Stored data:
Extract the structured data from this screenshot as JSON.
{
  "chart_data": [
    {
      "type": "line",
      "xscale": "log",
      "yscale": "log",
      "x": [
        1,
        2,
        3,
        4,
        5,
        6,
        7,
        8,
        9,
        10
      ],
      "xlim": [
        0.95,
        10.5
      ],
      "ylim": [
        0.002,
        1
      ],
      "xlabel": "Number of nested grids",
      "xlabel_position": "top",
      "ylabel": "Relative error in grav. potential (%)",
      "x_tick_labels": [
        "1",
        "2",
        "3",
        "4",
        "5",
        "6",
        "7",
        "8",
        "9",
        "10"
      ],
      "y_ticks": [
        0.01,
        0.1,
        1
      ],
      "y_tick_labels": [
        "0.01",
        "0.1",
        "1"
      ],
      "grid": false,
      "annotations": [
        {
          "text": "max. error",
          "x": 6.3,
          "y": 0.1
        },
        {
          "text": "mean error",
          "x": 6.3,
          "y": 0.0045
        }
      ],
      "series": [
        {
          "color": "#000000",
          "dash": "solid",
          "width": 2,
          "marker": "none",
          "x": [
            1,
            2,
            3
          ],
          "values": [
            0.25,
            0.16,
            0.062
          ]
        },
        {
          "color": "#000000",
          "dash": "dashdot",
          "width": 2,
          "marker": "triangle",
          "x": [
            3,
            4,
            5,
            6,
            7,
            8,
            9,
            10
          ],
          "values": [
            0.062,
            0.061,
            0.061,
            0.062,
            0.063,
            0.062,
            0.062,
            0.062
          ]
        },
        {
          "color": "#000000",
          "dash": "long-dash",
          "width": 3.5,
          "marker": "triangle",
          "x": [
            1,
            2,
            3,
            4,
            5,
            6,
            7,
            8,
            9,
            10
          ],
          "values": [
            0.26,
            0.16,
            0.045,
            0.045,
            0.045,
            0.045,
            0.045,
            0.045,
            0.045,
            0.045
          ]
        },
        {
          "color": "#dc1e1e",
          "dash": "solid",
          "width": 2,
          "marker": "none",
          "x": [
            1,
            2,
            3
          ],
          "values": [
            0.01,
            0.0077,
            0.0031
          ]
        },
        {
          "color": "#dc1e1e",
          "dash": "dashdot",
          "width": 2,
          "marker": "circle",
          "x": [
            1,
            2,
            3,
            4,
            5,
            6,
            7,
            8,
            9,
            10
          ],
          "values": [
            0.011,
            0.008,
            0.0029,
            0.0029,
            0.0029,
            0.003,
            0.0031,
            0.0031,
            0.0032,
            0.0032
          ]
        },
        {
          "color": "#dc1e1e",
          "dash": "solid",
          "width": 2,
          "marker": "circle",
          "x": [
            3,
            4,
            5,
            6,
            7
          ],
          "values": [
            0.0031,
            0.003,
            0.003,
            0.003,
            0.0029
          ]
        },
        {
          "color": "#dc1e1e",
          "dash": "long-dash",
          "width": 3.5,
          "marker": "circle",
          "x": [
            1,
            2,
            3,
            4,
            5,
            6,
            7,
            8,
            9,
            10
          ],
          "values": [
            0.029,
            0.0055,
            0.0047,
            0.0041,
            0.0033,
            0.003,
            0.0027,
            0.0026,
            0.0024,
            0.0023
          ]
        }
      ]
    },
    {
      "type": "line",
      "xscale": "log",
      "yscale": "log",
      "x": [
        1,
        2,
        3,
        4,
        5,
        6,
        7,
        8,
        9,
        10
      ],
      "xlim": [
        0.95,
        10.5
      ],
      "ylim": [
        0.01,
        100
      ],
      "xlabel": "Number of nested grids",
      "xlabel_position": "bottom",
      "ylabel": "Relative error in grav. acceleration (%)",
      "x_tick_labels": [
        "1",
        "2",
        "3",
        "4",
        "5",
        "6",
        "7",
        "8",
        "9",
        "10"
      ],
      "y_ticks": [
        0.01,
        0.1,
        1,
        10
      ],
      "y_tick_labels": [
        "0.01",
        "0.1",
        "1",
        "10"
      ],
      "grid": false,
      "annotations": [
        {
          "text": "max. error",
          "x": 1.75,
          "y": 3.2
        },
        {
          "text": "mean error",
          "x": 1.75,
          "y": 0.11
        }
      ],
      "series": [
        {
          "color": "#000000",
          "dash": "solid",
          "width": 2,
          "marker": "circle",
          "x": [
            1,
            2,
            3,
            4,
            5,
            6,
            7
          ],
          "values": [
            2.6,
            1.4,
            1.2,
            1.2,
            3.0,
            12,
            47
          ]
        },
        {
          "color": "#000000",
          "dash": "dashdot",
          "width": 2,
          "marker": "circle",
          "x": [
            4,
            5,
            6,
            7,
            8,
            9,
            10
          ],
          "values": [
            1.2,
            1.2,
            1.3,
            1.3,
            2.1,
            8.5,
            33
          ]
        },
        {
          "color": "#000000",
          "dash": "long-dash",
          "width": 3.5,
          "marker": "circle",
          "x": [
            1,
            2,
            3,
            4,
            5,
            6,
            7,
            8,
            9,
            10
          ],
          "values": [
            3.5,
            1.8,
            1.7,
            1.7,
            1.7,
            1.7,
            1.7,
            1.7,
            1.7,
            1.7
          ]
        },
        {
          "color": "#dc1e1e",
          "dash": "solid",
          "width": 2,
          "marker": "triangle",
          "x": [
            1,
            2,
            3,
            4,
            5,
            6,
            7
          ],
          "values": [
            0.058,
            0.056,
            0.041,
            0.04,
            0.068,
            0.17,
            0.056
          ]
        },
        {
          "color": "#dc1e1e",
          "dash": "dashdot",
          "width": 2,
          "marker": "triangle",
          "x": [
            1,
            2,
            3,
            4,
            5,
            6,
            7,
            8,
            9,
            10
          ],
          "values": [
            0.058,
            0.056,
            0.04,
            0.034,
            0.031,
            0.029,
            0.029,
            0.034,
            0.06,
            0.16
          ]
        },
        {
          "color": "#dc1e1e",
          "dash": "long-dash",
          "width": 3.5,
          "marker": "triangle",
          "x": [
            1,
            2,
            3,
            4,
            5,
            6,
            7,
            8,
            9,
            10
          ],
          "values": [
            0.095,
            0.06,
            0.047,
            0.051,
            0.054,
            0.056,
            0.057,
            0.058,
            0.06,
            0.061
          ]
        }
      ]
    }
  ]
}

**TASK REQUIREMENTS**
Give a word-for-word copy of the records.

**TASK ANSWER**
Extract the structured data from this screenshot as JSON.
{
  "chart_data": [
    {
      "type": "line",
      "xscale": "log",
      "yscale": "log",
      "x": [
        1,
        2,
        3,
        4,
        5,
        6,
        7,
        8,
        9,
        10
      ],
      "xlim": [
        0.95,
        10.5
      ],
      "ylim": [
        0.002,
        1
      ],
      "xlabel": "Number of nested grids",
      "xlabel_position": "top",
      "ylabel": "Relative error in grav. potential (%)",
      "x_tick_labels": [
        "1",
        "2",
        "3",
        "4",
        "5",
        "6",
        "7",
        "8",
        "9",
        "10"
      ],
      "y_ticks": [
        0.01,
        0.1,
        1
      ],
      "y_tick_labels": [
        "0.01",
        "0.1",
        "1"
      ],
      "grid": false,
      "annotations": [
        {
          "text": "max. error",
          "x": 6.3,
          "y": 0.1
        },
        {
          "text": "mean error",
          "x": 6.3,
          "y": 0.0045
        }
      ],
      "series": [
        {
          "color": "#000000",
          "dash": "solid",
          "width": 2,
          "marker": "none",
          "x": [
            1,
            2,
            3
          ],
          "values": [
            0.25,
            0.16,
            0.062
          ]
        },
        {
          "color": "#000000",
          "dash": "dashdot",
          "width": 2,
          "marker": "triangle",
          "x": [
            3,
            4,
            5,
            6,
            7,
            8,
            9,
            10
          ],
          "values": [
            0.062,
            0.061,
            0.061,
            0.062,
            0.063,
            0.062,
            0.062,
            0.062
          ]
        },
        {
          "color": "#000000",
          "dash": "long-dash",
          "width": 3.5,
          "marker": "triangle",
          "x": [
            1,
            2,
            3,
            4,
            5,
            6,
            7,
            8,
            9,
            10
          ],
          "values": [
            0.26,
            0.16,
            0.045,
            0.045,
            0.045,
            0.045,
            0.045,
            0.045,
            0.045,
            0.045
          ]
        },
        {
          "color": "#dc1e1e",
          "dash": "solid",
          "width": 2,
          "marker": "none",
          "x": [
            1,
            2,
            3
          ],
          "values": [
            0.01,
            0.0077,
            0.0031
          ]
        },
        {
          "color": "#dc1e1e",
          "dash": "dashdot",
          "width": 2,
          "marker": "circle",
          "x": [
            1,
            2,
            3,
            4,
            5,
            6,
            7,
            8,
            9,
            10
          ],
          "values": [
            0.011,
            0.008,
            0.0029,
            0.0029,
            0.0029,
            0.003,
            0.0031,
            0.0031,
            0.0032,
            0.0032
          ]
        },
        {
          "color": "#dc1e1e",
          "dash": "solid",
          "width": 2,
          "marker": "circle",
          "x": [
            3,
            4,
            5,
            6,
            7
          ],
          "values": [
            0.0031,
            0.003,
            0.003,
            0.003,
            0.0029
          ]
        },
        {
          "color": "#dc1e1e",
          "dash": "long-dash",
          "width": 3.5,
          "marker": "circle",
          "x": [
            1,
            2,
            3,
            4,
            5,
            6,
            7,
            8,
            9,
            10
          ],
          "values": [
            0.029,
            0.0055,
            0.0047,
            0.0041,
            0.0033,
            0.003,
            0.0027,
            0.0026,
            0.0024,
            0.0023
          ]
        }
      ]
    },
    {
      "type": "line",
      "xscale": "log",
      "yscale": "log",
      "x": [
        1,
        2,
        3,
        4,
        5,
        6,
        7,
        8,
        9,
        10
      ],
      "xlim": [
        0.95,
        10.5
      ],
      "ylim": [
        0.01,
        100
      ],
      "xlabel": "Number of nested grids",
      "xlabel_position": "bottom",
      "ylabel": "Relative error in grav. acceleration (%)",
      "x_tick_labels": [
        "1",
        "2",
        "3",
        "4",
        "5",
        "6",
        "7",
        "8",
        "9",
        "10"
      ],
      "y_ticks": [
        0.01,
        0.1,
        1,
        10
      ],
      "y_tick_labels": [
        "0.01",
        "0.1",
        "1",
        "10"
      ],
      "grid": false,
      "annotations": [
        {
          "text": "max. error",
          "x": 1.75,
          "y": 3.2
        },
        {
          "text": "mean error",
          "x": 1.75,
          "y": 0.11
        }
      ],
      "series": [
        {
          "color": "#000000",
          "dash": "solid",
          "width": 2,
          "marker": "circle",
          "x": [
            1,
            2,
            3,
            4,
            5,
            6,
            7
          ],
          "values": [
            2.6,
            1.4,
            1.2,
            1.2,
            3.0,
            12,
            47
          ]
        },
        {
          "color": "#000000",
          "dash": "dashdot",
          "width": 2,
          "marker": "circle",
          "x": [
            4,
            5,
            6,
            7,
            8,
            9,
            10
          ],
          "values": [
            1.2,
            1.2,
            1.3,
            1.3,
            2.1,
            8.5,
            33
          ]
        },
        {
          "color": "#000000",
          "dash": "long-dash",
          "width": 3.5,
          "marker": "circle",
          "x": [
            1,
            2,
            3,
            4,
            5,
            6,
            7,
            8,
            9,
            10
          ],
          "values": [
            3.5,
            1.8,
            1.7,
            1.7,
            1.7,
            1.7,
            1.7,
            1.7,
            1.7,
            1.7
          ]
        },
        {
          "color": "#dc1e1e",
          "dash": "solid",
          "width": 2,
          "marker": "triangle",
          "x": [
            1,
            2,
            3,
            4,
            5,
            6,
            7
          ],
          "values": [
            0.058,
            0.056,
            0.041,
            0.04,
            0.068,
            0.17,
            0.056
          ]
        },
        {
          "color": "#dc1e1e",
          "dash": "dashdot",
          "width": 2,
          "marker": "triangle",
          "x": [
            1,
            2,
            3,
            4,
            5,
            6,
            7,
            8,
            9,
            10
          ],
          "values": [
            0.058,
            0.056,
            0.04,
            0.034,
            0.031,
            0.029,
            0.029,
            0.034,
            0.06,
            0.16
          ]
        },
        {
          "color": "#dc1e1e",
          "dash": "long-dash",
          "width": 3.5,
          "marker": "triangle",
          "x": [
            1,
            2,
            3,
            4,
            5,
            6,
            7,
            8,
            9,
            10
          ],
          "values": [
            0.095,
            0.06,
            0.047,
            0.051,
            0.054,
            0.056,
            0.057,
            0.058,
            0.06,
            0.061
          ]
        }
      ]
    }
  ]
}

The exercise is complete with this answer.